- [Objective]: Find the lines below that contain the string "JSON". Copy each one.

* Begin Source data *

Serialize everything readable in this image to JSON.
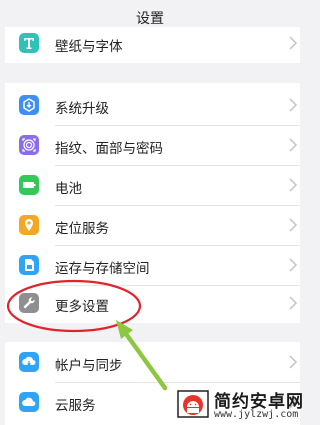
{
  "header": {
    "title": "设置"
  },
  "groups": [
    {
      "items": [
        {
          "label": "壁纸与字体",
          "icon": "font-icon",
          "color": "#2fc3b8"
        }
      ]
    },
    {
      "items": [
        {
          "label": "系统升级",
          "icon": "system-update-icon",
          "color": "#3d8ff5"
        },
        {
          "label": "指纹、面部与密码",
          "icon": "fingerprint-icon",
          "color": "#8a6cf0"
        },
        {
          "label": "电池",
          "icon": "battery-icon",
          "color": "#35c759"
        },
        {
          "label": "定位服务",
          "icon": "location-icon",
          "color": "#f5a623"
        },
        {
          "label": "运存与存储空间",
          "icon": "storage-icon",
          "color": "#2fa3f5"
        },
        {
          "label": "更多设置",
          "icon": "wrench-icon",
          "color": "#8e8e93"
        }
      ]
    },
    {
      "items": [
        {
          "label": "帐户与同步",
          "icon": "account-sync-icon",
          "color": "#2fa3f5"
        },
        {
          "label": "云服务",
          "icon": "cloud-icon",
          "color": "#2fa3f5"
        }
      ]
    }
  ],
  "annotation": {
    "circle_color": "#e0242f",
    "arrow_color": "#8dc63f"
  },
  "watermark": {
    "title": "简约安卓网",
    "url": "www.jylzwj.com",
    "logo_color": "#e8332a"
  }
}
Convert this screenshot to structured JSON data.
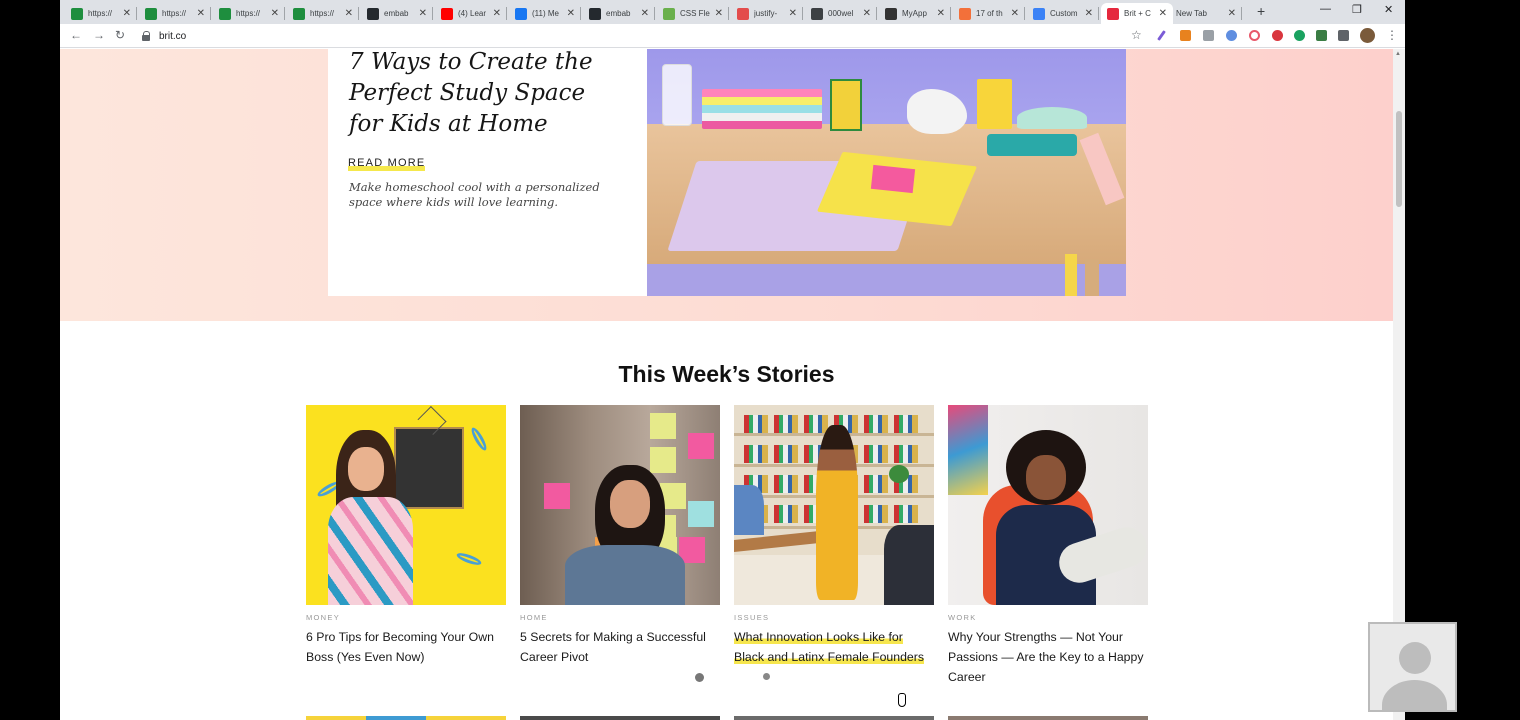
{
  "browser": {
    "tabs": [
      {
        "label": "https://",
        "fav": "sheets-icon",
        "color": "#1e8e3e"
      },
      {
        "label": "https://",
        "fav": "sheets-icon",
        "color": "#1e8e3e"
      },
      {
        "label": "https://",
        "fav": "sheets-icon",
        "color": "#1e8e3e"
      },
      {
        "label": "https://",
        "fav": "sheets-icon",
        "color": "#1e8e3e"
      },
      {
        "label": "embab",
        "fav": "github-icon",
        "color": "#24292e"
      },
      {
        "label": "(4) Lear",
        "fav": "youtube-icon",
        "color": "#ff0000"
      },
      {
        "label": "(11) Me",
        "fav": "facebook-icon",
        "color": "#1877f2"
      },
      {
        "label": "embab",
        "fav": "github-icon",
        "color": "#24292e"
      },
      {
        "label": "CSS Fle",
        "fav": "css-tricks-icon",
        "color": "#6ab04c"
      },
      {
        "label": "justify-",
        "fav": "asterisk-icon",
        "color": "#e34c4c"
      },
      {
        "label": "000wel",
        "fav": "globe-icon",
        "color": "#3c4043"
      },
      {
        "label": "MyApp",
        "fav": "angular-icon",
        "color": "#333333"
      },
      {
        "label": "17 of th",
        "fav": "bookmark-icon",
        "color": "#f3703a"
      },
      {
        "label": "Custom",
        "fav": "bolt-icon",
        "color": "#3b82f6"
      },
      {
        "label": "Brit + C",
        "fav": "brit-icon",
        "color": "#e5283d",
        "active": true
      },
      {
        "label": "New Tab",
        "fav": "",
        "color": ""
      }
    ],
    "new_tab": "+",
    "window_controls": {
      "minimize": "—",
      "restore": "❐",
      "close": "✕"
    },
    "nav": {
      "back": "←",
      "forward": "→",
      "reload": "↻"
    },
    "url": "brit.co",
    "star": "☆",
    "menu": "⋮"
  },
  "hero": {
    "title": "7 Ways to Create the Perfect Study Space for Kids at Home",
    "read_more": "READ MORE",
    "description": "Make homeschool cool with a personalized space where kids will love learning."
  },
  "section_title": "This Week’s Stories",
  "stories": [
    {
      "category": "MONEY",
      "headline": "6 Pro Tips for Becoming Your Own Boss (Yes Even Now)",
      "highlighted": false
    },
    {
      "category": "HOME",
      "headline": "5 Secrets for Making a Successful Career Pivot",
      "highlighted": false
    },
    {
      "category": "ISSUES",
      "headline": "What Innovation Looks Like for Black and Latinx Female Founders",
      "highlighted": true
    },
    {
      "category": "WORK",
      "headline": "Why Your Strengths — Not Your Passions — Are the Key to a Happy Career",
      "highlighted": false
    }
  ],
  "colors": {
    "highlight": "#f6e64e",
    "hero_bg": "#fddbd3"
  }
}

* End Source data *

- [Correct output]:
Serialize everything readable in this image to JSON.
Convert this screenshot to structured JSON data.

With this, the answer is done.